**Exercise goal:**
Return all entries precisely as they stand, without the images.

╭──

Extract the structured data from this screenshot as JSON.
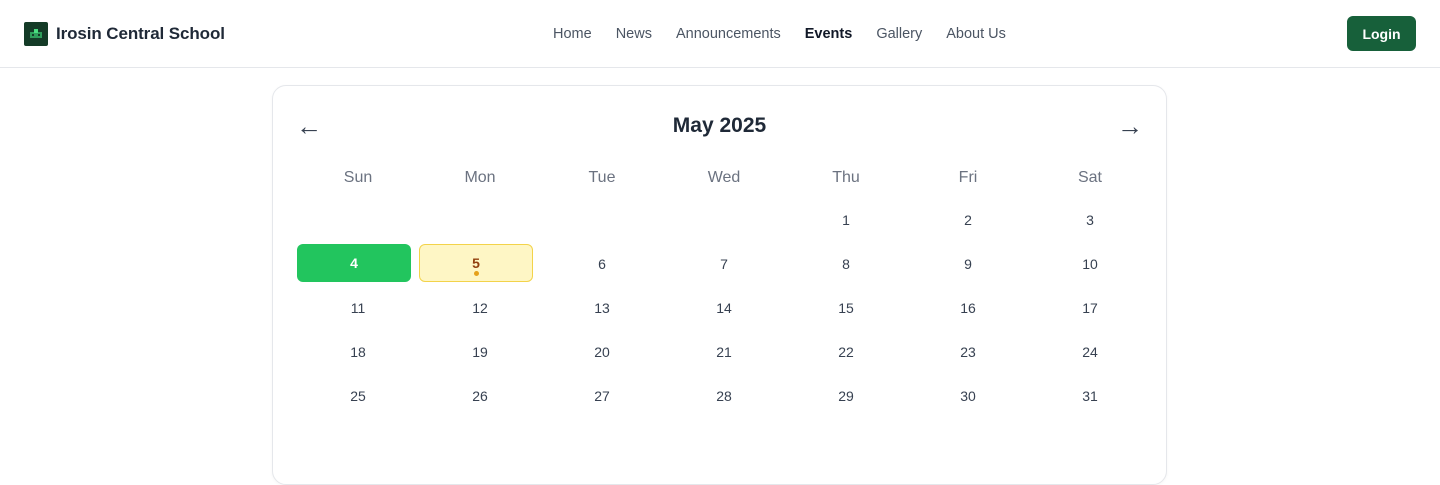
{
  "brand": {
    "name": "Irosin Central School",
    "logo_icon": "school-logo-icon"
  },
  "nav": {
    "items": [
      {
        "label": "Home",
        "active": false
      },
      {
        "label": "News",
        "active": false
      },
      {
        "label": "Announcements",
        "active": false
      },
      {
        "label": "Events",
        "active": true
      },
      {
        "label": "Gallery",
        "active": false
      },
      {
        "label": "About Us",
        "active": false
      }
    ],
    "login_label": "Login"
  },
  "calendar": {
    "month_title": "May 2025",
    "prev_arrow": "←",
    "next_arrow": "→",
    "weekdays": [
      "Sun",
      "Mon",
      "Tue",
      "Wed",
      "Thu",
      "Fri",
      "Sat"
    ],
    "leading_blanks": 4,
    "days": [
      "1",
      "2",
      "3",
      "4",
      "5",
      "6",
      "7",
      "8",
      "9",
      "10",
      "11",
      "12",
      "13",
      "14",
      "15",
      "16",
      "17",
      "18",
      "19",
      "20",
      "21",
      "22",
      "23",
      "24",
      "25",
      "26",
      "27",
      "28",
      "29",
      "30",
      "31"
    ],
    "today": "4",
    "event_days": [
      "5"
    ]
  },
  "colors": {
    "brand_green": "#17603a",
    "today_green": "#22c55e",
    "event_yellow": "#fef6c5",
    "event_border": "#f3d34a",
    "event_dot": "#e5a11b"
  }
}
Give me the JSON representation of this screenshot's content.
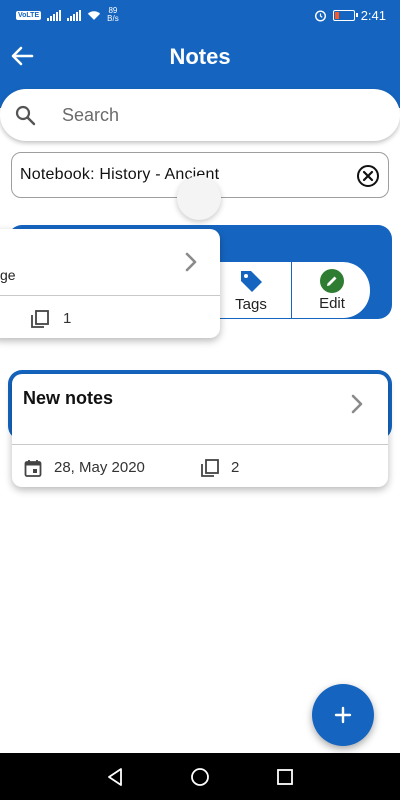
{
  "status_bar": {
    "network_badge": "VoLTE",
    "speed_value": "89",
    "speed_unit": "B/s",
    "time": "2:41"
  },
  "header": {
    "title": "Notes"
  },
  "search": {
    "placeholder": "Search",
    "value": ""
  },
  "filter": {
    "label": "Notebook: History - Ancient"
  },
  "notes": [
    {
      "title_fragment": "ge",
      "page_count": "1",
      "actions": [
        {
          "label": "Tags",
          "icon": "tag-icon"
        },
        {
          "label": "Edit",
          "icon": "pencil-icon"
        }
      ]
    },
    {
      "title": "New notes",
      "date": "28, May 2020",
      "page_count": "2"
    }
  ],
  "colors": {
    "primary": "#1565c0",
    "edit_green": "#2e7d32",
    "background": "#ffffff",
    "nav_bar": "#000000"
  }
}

╰──

**Complete output:**
Extract the structured data from this screenshot as JSON.
{
  "brand": {
    "name": "Irosin Central School",
    "logo_icon": "school-logo-icon"
  },
  "nav": {
    "items": [
      {
        "label": "Home",
        "active": false
      },
      {
        "label": "News",
        "active": false
      },
      {
        "label": "Announcements",
        "active": false
      },
      {
        "label": "Events",
        "active": true
      },
      {
        "label": "Gallery",
        "active": false
      },
      {
        "label": "About Us",
        "active": false
      }
    ],
    "login_label": "Login"
  },
  "calendar": {
    "month_title": "May 2025",
    "prev_arrow": "←",
    "next_arrow": "→",
    "weekdays": [
      "Sun",
      "Mon",
      "Tue",
      "Wed",
      "Thu",
      "Fri",
      "Sat"
    ],
    "leading_blanks": 4,
    "days": [
      "1",
      "2",
      "3",
      "4",
      "5",
      "6",
      "7",
      "8",
      "9",
      "10",
      "11",
      "12",
      "13",
      "14",
      "15",
      "16",
      "17",
      "18",
      "19",
      "20",
      "21",
      "22",
      "23",
      "24",
      "25",
      "26",
      "27",
      "28",
      "29",
      "30",
      "31"
    ],
    "today": "4",
    "event_days": [
      "5"
    ]
  },
  "colors": {
    "brand_green": "#17603a",
    "today_green": "#22c55e",
    "event_yellow": "#fef6c5",
    "event_border": "#f3d34a",
    "event_dot": "#e5a11b"
  }
}
Give me the JSON representation of this screenshot's content.
{
  "status_bar": {
    "network_badge": "VoLTE",
    "speed_value": "89",
    "speed_unit": "B/s",
    "time": "2:41"
  },
  "header": {
    "title": "Notes"
  },
  "search": {
    "placeholder": "Search",
    "value": ""
  },
  "filter": {
    "label": "Notebook: History - Ancient"
  },
  "notes": [
    {
      "title_fragment": "ge",
      "page_count": "1",
      "actions": [
        {
          "label": "Tags",
          "icon": "tag-icon"
        },
        {
          "label": "Edit",
          "icon": "pencil-icon"
        }
      ]
    },
    {
      "title": "New notes",
      "date": "28, May 2020",
      "page_count": "2"
    }
  ],
  "colors": {
    "primary": "#1565c0",
    "edit_green": "#2e7d32",
    "background": "#ffffff",
    "nav_bar": "#000000"
  }
}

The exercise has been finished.